(DESCRIPTION OF THE TASK):
Write out the material below again, unchanged.

(PROVIDED ENTRIES):
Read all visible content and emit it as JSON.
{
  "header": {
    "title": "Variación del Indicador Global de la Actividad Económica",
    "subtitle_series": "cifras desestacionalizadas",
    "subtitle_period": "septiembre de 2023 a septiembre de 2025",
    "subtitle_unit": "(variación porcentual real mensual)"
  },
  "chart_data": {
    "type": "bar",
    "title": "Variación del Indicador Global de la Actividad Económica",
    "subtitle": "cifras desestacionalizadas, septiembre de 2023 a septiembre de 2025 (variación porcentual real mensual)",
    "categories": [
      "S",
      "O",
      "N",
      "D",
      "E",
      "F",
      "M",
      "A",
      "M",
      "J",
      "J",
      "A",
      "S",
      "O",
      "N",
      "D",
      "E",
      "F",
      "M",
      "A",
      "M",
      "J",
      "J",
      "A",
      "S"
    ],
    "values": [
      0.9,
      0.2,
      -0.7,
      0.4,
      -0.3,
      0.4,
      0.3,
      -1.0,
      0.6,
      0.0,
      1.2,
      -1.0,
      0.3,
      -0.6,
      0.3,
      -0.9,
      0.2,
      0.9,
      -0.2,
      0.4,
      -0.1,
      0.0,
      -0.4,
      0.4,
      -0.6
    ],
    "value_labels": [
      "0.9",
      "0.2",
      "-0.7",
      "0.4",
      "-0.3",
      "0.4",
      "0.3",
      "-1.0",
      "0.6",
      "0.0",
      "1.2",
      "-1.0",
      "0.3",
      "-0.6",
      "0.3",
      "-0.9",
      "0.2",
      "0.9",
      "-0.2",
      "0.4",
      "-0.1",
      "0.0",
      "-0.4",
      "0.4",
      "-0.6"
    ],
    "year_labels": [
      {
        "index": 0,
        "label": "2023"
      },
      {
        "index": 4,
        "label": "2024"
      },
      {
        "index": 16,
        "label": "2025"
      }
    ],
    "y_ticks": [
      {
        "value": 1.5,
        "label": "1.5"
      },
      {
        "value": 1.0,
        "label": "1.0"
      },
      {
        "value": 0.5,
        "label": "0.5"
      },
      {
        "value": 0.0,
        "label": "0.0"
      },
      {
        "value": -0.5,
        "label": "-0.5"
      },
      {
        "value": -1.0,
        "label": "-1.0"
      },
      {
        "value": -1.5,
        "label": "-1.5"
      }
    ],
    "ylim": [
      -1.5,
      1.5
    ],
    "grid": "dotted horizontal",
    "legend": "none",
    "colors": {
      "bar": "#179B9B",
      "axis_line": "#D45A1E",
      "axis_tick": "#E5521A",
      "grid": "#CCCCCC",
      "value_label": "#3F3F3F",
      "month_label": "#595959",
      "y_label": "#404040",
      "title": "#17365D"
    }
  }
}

(RESPONSE TO THIS TASK):
Read all visible content and emit it as JSON.
{
  "header": {
    "title": "Variación del Indicador Global de la Actividad Económica",
    "subtitle_series": "cifras desestacionalizadas",
    "subtitle_period": "septiembre de 2023 a septiembre de 2025",
    "subtitle_unit": "(variación porcentual real mensual)"
  },
  "chart_data": {
    "type": "bar",
    "title": "Variación del Indicador Global de la Actividad Económica",
    "subtitle": "cifras desestacionalizadas, septiembre de 2023 a septiembre de 2025 (variación porcentual real mensual)",
    "categories": [
      "S",
      "O",
      "N",
      "D",
      "E",
      "F",
      "M",
      "A",
      "M",
      "J",
      "J",
      "A",
      "S",
      "O",
      "N",
      "D",
      "E",
      "F",
      "M",
      "A",
      "M",
      "J",
      "J",
      "A",
      "S"
    ],
    "values": [
      0.9,
      0.2,
      -0.7,
      0.4,
      -0.3,
      0.4,
      0.3,
      -1.0,
      0.6,
      0.0,
      1.2,
      -1.0,
      0.3,
      -0.6,
      0.3,
      -0.9,
      0.2,
      0.9,
      -0.2,
      0.4,
      -0.1,
      0.0,
      -0.4,
      0.4,
      -0.6
    ],
    "value_labels": [
      "0.9",
      "0.2",
      "-0.7",
      "0.4",
      "-0.3",
      "0.4",
      "0.3",
      "-1.0",
      "0.6",
      "0.0",
      "1.2",
      "-1.0",
      "0.3",
      "-0.6",
      "0.3",
      "-0.9",
      "0.2",
      "0.9",
      "-0.2",
      "0.4",
      "-0.1",
      "0.0",
      "-0.4",
      "0.4",
      "-0.6"
    ],
    "year_labels": [
      {
        "index": 0,
        "label": "2023"
      },
      {
        "index": 4,
        "label": "2024"
      },
      {
        "index": 16,
        "label": "2025"
      }
    ],
    "y_ticks": [
      {
        "value": 1.5,
        "label": "1.5"
      },
      {
        "value": 1.0,
        "label": "1.0"
      },
      {
        "value": 0.5,
        "label": "0.5"
      },
      {
        "value": 0.0,
        "label": "0.0"
      },
      {
        "value": -0.5,
        "label": "-0.5"
      },
      {
        "value": -1.0,
        "label": "-1.0"
      },
      {
        "value": -1.5,
        "label": "-1.5"
      }
    ],
    "ylim": [
      -1.5,
      1.5
    ],
    "grid": "dotted horizontal",
    "legend": "none",
    "colors": {
      "bar": "#179B9B",
      "axis_line": "#D45A1E",
      "axis_tick": "#E5521A",
      "grid": "#CCCCCC",
      "value_label": "#3F3F3F",
      "month_label": "#595959",
      "y_label": "#404040",
      "title": "#17365D"
    }
  }
}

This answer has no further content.